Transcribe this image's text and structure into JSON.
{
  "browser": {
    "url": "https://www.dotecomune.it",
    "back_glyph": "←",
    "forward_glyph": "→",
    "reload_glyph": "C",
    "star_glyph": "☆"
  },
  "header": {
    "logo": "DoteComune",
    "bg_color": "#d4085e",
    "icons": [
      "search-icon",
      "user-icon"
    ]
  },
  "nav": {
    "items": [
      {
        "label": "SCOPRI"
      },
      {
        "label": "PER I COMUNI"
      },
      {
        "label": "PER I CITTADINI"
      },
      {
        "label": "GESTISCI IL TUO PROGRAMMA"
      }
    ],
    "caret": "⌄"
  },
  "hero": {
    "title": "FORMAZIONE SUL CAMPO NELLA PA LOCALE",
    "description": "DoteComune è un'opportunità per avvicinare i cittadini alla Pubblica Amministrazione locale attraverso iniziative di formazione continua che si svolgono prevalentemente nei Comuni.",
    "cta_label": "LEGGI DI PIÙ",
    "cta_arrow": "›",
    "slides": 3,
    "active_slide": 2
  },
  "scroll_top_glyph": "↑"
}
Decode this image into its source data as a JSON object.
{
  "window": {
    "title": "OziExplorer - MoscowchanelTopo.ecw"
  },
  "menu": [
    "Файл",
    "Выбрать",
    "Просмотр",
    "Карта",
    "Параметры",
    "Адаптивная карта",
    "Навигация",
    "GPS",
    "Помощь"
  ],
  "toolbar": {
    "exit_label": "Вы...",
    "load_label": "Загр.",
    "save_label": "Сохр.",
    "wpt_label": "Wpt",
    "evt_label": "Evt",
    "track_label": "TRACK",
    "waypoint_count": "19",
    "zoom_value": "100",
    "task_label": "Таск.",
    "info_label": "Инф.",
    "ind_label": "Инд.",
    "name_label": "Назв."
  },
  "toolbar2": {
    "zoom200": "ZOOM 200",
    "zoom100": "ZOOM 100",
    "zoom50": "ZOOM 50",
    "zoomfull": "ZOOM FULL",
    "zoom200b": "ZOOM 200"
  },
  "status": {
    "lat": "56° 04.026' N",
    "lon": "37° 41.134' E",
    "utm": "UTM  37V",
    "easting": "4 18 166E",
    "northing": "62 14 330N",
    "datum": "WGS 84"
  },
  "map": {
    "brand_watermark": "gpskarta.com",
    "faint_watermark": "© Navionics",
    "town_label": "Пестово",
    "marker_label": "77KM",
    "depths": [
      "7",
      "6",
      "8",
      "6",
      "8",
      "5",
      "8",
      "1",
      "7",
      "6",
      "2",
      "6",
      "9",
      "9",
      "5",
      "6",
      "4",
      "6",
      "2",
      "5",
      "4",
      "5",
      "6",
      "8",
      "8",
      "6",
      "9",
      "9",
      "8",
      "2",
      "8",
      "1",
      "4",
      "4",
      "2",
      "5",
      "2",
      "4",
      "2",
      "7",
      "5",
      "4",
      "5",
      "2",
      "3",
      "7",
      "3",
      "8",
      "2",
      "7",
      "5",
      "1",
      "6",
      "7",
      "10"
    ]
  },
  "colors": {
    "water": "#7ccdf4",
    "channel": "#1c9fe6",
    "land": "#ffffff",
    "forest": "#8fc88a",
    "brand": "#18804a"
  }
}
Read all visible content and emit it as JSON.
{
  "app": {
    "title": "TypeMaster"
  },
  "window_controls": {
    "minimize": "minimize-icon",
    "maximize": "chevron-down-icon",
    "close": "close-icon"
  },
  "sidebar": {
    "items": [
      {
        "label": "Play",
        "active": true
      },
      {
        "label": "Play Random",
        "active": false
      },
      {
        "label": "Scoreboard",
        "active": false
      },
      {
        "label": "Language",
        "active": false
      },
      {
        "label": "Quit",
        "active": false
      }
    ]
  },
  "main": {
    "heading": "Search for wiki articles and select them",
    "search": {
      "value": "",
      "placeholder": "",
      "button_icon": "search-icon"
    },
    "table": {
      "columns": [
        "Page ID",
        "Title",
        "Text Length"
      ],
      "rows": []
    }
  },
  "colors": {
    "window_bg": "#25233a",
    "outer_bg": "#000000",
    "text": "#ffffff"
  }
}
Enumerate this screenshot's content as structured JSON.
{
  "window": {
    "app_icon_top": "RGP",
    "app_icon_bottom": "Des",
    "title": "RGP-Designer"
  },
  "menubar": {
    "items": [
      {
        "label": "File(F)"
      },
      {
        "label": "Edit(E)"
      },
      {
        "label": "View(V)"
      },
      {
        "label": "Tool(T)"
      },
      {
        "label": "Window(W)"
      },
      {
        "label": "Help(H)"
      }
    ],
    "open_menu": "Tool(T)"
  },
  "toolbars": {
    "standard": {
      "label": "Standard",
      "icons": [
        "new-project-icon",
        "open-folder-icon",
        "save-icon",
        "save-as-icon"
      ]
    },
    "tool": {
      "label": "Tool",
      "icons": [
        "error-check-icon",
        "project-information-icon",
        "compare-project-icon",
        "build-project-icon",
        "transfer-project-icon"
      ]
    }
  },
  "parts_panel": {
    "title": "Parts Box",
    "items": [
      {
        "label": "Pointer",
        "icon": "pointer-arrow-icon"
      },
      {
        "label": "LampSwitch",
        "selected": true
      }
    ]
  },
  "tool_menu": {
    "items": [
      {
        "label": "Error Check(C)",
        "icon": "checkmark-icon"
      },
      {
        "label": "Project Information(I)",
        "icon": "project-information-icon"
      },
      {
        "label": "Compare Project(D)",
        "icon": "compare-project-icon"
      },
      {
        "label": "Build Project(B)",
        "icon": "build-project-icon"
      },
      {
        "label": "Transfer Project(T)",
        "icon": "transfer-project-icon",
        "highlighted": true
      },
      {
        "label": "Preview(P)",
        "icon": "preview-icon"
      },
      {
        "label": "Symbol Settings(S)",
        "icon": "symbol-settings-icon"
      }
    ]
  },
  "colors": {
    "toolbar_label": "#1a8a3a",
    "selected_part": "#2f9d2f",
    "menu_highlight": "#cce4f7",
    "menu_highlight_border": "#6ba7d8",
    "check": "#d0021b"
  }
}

YOUR GOAL:
From the first line to the last, please quote the material above exactly.

RESULT OF THE EXERCISE:
Transcribe this image's text and structure into JSON.
{
  "browser": {
    "url": "https://www.dotecomune.it",
    "back_glyph": "←",
    "forward_glyph": "→",
    "reload_glyph": "C",
    "star_glyph": "☆"
  },
  "header": {
    "logo": "DoteComune",
    "bg_color": "#d4085e",
    "icons": [
      "search-icon",
      "user-icon"
    ]
  },
  "nav": {
    "items": [
      {
        "label": "SCOPRI"
      },
      {
        "label": "PER I COMUNI"
      },
      {
        "label": "PER I CITTADINI"
      },
      {
        "label": "GESTISCI IL TUO PROGRAMMA"
      }
    ],
    "caret": "⌄"
  },
  "hero": {
    "title": "FORMAZIONE SUL CAMPO NELLA PA LOCALE",
    "description": "DoteComune è un'opportunità per avvicinare i cittadini alla Pubblica Amministrazione locale attraverso iniziative di formazione continua che si svolgono prevalentemente nei Comuni.",
    "cta_label": "LEGGI DI PIÙ",
    "cta_arrow": "›",
    "slides": 3,
    "active_slide": 2
  },
  "scroll_top_glyph": "↑"
}
Decode this image into its source data as a JSON object.
{
  "window": {
    "title": "OziExplorer - MoscowchanelTopo.ecw"
  },
  "menu": [
    "Файл",
    "Выбрать",
    "Просмотр",
    "Карта",
    "Параметры",
    "Адаптивная карта",
    "Навигация",
    "GPS",
    "Помощь"
  ],
  "toolbar": {
    "exit_label": "Вы...",
    "load_label": "Загр.",
    "save_label": "Сохр.",
    "wpt_label": "Wpt",
    "evt_label": "Evt",
    "track_label": "TRACK",
    "waypoint_count": "19",
    "zoom_value": "100",
    "task_label": "Таск.",
    "info_label": "Инф.",
    "ind_label": "Инд.",
    "name_label": "Назв."
  },
  "toolbar2": {
    "zoom200": "ZOOM 200",
    "zoom100": "ZOOM 100",
    "zoom50": "ZOOM 50",
    "zoomfull": "ZOOM FULL",
    "zoom200b": "ZOOM 200"
  },
  "status": {
    "lat": "56° 04.026' N",
    "lon": "37° 41.134' E",
    "utm": "UTM  37V",
    "easting": "4 18 166E",
    "northing": "62 14 330N",
    "datum": "WGS 84"
  },
  "map": {
    "brand_watermark": "gpskarta.com",
    "faint_watermark": "© Navionics",
    "town_label": "Пестово",
    "marker_label": "77KM",
    "depths": [
      "7",
      "6",
      "8",
      "6",
      "8",
      "5",
      "8",
      "1",
      "7",
      "6",
      "2",
      "6",
      "9",
      "9",
      "5",
      "6",
      "4",
      "6",
      "2",
      "5",
      "4",
      "5",
      "6",
      "8",
      "8",
      "6",
      "9",
      "9",
      "8",
      "2",
      "8",
      "1",
      "4",
      "4",
      "2",
      "5",
      "2",
      "4",
      "2",
      "7",
      "5",
      "4",
      "5",
      "2",
      "3",
      "7",
      "3",
      "8",
      "2",
      "7",
      "5",
      "1",
      "6",
      "7",
      "10"
    ]
  },
  "colors": {
    "water": "#7ccdf4",
    "channel": "#1c9fe6",
    "land": "#ffffff",
    "forest": "#8fc88a",
    "brand": "#18804a"
  }
}
Read all visible content and emit it as JSON.
{
  "app": {
    "title": "TypeMaster"
  },
  "window_controls": {
    "minimize": "minimize-icon",
    "maximize": "chevron-down-icon",
    "close": "close-icon"
  },
  "sidebar": {
    "items": [
      {
        "label": "Play",
        "active": true
      },
      {
        "label": "Play Random",
        "active": false
      },
      {
        "label": "Scoreboard",
        "active": false
      },
      {
        "label": "Language",
        "active": false
      },
      {
        "label": "Quit",
        "active": false
      }
    ]
  },
  "main": {
    "heading": "Search for wiki articles and select them",
    "search": {
      "value": "",
      "placeholder": "",
      "button_icon": "search-icon"
    },
    "table": {
      "columns": [
        "Page ID",
        "Title",
        "Text Length"
      ],
      "rows": []
    }
  },
  "colors": {
    "window_bg": "#25233a",
    "outer_bg": "#000000",
    "text": "#ffffff"
  }
}
Enumerate this screenshot's content as structured JSON.
{
  "window": {
    "app_icon_top": "RGP",
    "app_icon_bottom": "Des",
    "title": "RGP-Designer"
  },
  "menubar": {
    "items": [
      {
        "label": "File(F)"
      },
      {
        "label": "Edit(E)"
      },
      {
        "label": "View(V)"
      },
      {
        "label": "Tool(T)"
      },
      {
        "label": "Window(W)"
      },
      {
        "label": "Help(H)"
      }
    ],
    "open_menu": "Tool(T)"
  },
  "toolbars": {
    "standard": {
      "label": "Standard",
      "icons": [
        "new-project-icon",
        "open-folder-icon",
        "save-icon",
        "save-as-icon"
      ]
    },
    "tool": {
      "label": "Tool",
      "icons": [
        "error-check-icon",
        "project-information-icon",
        "compare-project-icon",
        "build-project-icon",
        "transfer-project-icon"
      ]
    }
  },
  "parts_panel": {
    "title": "Parts Box",
    "items": [
      {
        "label": "Pointer",
        "icon": "pointer-arrow-icon"
      },
      {
        "label": "LampSwitch",
        "selected": true
      }
    ]
  },
  "tool_menu": {
    "items": [
      {
        "label": "Error Check(C)",
        "icon": "checkmark-icon"
      },
      {
        "label": "Project Information(I)",
        "icon": "project-information-icon"
      },
      {
        "label": "Compare Project(D)",
        "icon": "compare-project-icon"
      },
      {
        "label": "Build Project(B)",
        "icon": "build-project-icon"
      },
      {
        "label": "Transfer Project(T)",
        "icon": "transfer-project-icon",
        "highlighted": true
      },
      {
        "label": "Preview(P)",
        "icon": "preview-icon"
      },
      {
        "label": "Symbol Settings(S)",
        "icon": "symbol-settings-icon"
      }
    ]
  },
  "colors": {
    "toolbar_label": "#1a8a3a",
    "selected_part": "#2f9d2f",
    "menu_highlight": "#cce4f7",
    "menu_highlight_border": "#6ba7d8",
    "check": "#d0021b"
  }
}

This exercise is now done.